*Goal*: Please write out the complete listing that follows, exactly as it reads.

*Given records*:

++++

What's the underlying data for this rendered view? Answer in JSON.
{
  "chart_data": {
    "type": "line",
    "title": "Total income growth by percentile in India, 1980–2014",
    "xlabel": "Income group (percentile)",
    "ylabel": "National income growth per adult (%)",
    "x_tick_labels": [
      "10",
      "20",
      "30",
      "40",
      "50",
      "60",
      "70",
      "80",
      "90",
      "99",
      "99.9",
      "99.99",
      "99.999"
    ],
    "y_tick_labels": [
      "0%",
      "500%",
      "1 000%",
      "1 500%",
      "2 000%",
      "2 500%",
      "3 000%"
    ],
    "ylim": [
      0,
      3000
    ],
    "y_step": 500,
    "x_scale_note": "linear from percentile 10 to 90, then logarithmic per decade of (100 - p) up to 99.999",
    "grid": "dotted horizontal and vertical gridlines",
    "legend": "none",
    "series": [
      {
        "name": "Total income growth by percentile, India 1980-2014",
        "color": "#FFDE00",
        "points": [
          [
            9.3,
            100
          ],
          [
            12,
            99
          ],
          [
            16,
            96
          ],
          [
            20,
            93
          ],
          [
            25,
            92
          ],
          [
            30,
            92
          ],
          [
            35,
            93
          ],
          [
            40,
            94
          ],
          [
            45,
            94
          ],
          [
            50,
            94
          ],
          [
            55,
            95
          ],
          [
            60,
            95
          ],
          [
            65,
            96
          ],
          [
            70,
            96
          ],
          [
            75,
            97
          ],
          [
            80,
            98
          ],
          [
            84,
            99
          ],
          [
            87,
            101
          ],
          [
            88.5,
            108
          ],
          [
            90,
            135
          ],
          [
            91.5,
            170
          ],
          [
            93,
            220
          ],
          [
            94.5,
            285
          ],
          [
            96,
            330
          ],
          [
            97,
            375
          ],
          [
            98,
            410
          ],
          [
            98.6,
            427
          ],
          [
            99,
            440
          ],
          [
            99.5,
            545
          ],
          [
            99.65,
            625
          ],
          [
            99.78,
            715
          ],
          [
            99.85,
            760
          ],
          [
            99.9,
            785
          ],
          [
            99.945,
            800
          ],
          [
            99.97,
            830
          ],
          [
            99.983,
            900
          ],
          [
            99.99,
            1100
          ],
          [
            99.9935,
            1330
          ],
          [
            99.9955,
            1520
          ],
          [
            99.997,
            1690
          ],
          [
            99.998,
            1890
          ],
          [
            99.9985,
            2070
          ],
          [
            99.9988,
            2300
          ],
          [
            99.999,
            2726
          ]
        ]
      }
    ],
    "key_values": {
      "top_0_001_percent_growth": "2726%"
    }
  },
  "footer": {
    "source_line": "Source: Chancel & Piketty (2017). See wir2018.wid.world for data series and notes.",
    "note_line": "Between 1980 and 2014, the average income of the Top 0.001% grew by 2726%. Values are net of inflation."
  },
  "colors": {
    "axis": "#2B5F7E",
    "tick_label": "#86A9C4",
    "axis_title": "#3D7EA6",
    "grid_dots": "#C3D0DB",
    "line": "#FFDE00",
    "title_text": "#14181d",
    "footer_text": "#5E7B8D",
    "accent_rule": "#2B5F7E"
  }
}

++++

*Task answer*:
What's the underlying data for this rendered view? Answer in JSON.
{
  "chart_data": {
    "type": "line",
    "title": "Total income growth by percentile in India, 1980–2014",
    "xlabel": "Income group (percentile)",
    "ylabel": "National income growth per adult (%)",
    "x_tick_labels": [
      "10",
      "20",
      "30",
      "40",
      "50",
      "60",
      "70",
      "80",
      "90",
      "99",
      "99.9",
      "99.99",
      "99.999"
    ],
    "y_tick_labels": [
      "0%",
      "500%",
      "1 000%",
      "1 500%",
      "2 000%",
      "2 500%",
      "3 000%"
    ],
    "ylim": [
      0,
      3000
    ],
    "y_step": 500,
    "x_scale_note": "linear from percentile 10 to 90, then logarithmic per decade of (100 - p) up to 99.999",
    "grid": "dotted horizontal and vertical gridlines",
    "legend": "none",
    "series": [
      {
        "name": "Total income growth by percentile, India 1980-2014",
        "color": "#FFDE00",
        "points": [
          [
            9.3,
            100
          ],
          [
            12,
            99
          ],
          [
            16,
            96
          ],
          [
            20,
            93
          ],
          [
            25,
            92
          ],
          [
            30,
            92
          ],
          [
            35,
            93
          ],
          [
            40,
            94
          ],
          [
            45,
            94
          ],
          [
            50,
            94
          ],
          [
            55,
            95
          ],
          [
            60,
            95
          ],
          [
            65,
            96
          ],
          [
            70,
            96
          ],
          [
            75,
            97
          ],
          [
            80,
            98
          ],
          [
            84,
            99
          ],
          [
            87,
            101
          ],
          [
            88.5,
            108
          ],
          [
            90,
            135
          ],
          [
            91.5,
            170
          ],
          [
            93,
            220
          ],
          [
            94.5,
            285
          ],
          [
            96,
            330
          ],
          [
            97,
            375
          ],
          [
            98,
            410
          ],
          [
            98.6,
            427
          ],
          [
            99,
            440
          ],
          [
            99.5,
            545
          ],
          [
            99.65,
            625
          ],
          [
            99.78,
            715
          ],
          [
            99.85,
            760
          ],
          [
            99.9,
            785
          ],
          [
            99.945,
            800
          ],
          [
            99.97,
            830
          ],
          [
            99.983,
            900
          ],
          [
            99.99,
            1100
          ],
          [
            99.9935,
            1330
          ],
          [
            99.9955,
            1520
          ],
          [
            99.997,
            1690
          ],
          [
            99.998,
            1890
          ],
          [
            99.9985,
            2070
          ],
          [
            99.9988,
            2300
          ],
          [
            99.999,
            2726
          ]
        ]
      }
    ],
    "key_values": {
      "top_0_001_percent_growth": "2726%"
    }
  },
  "footer": {
    "source_line": "Source: Chancel & Piketty (2017). See wir2018.wid.world for data series and notes.",
    "note_line": "Between 1980 and 2014, the average income of the Top 0.001% grew by 2726%. Values are net of inflation."
  },
  "colors": {
    "axis": "#2B5F7E",
    "tick_label": "#86A9C4",
    "axis_title": "#3D7EA6",
    "grid_dots": "#C3D0DB",
    "line": "#FFDE00",
    "title_text": "#14181d",
    "footer_text": "#5E7B8D",
    "accent_rule": "#2B5F7E"
  }
}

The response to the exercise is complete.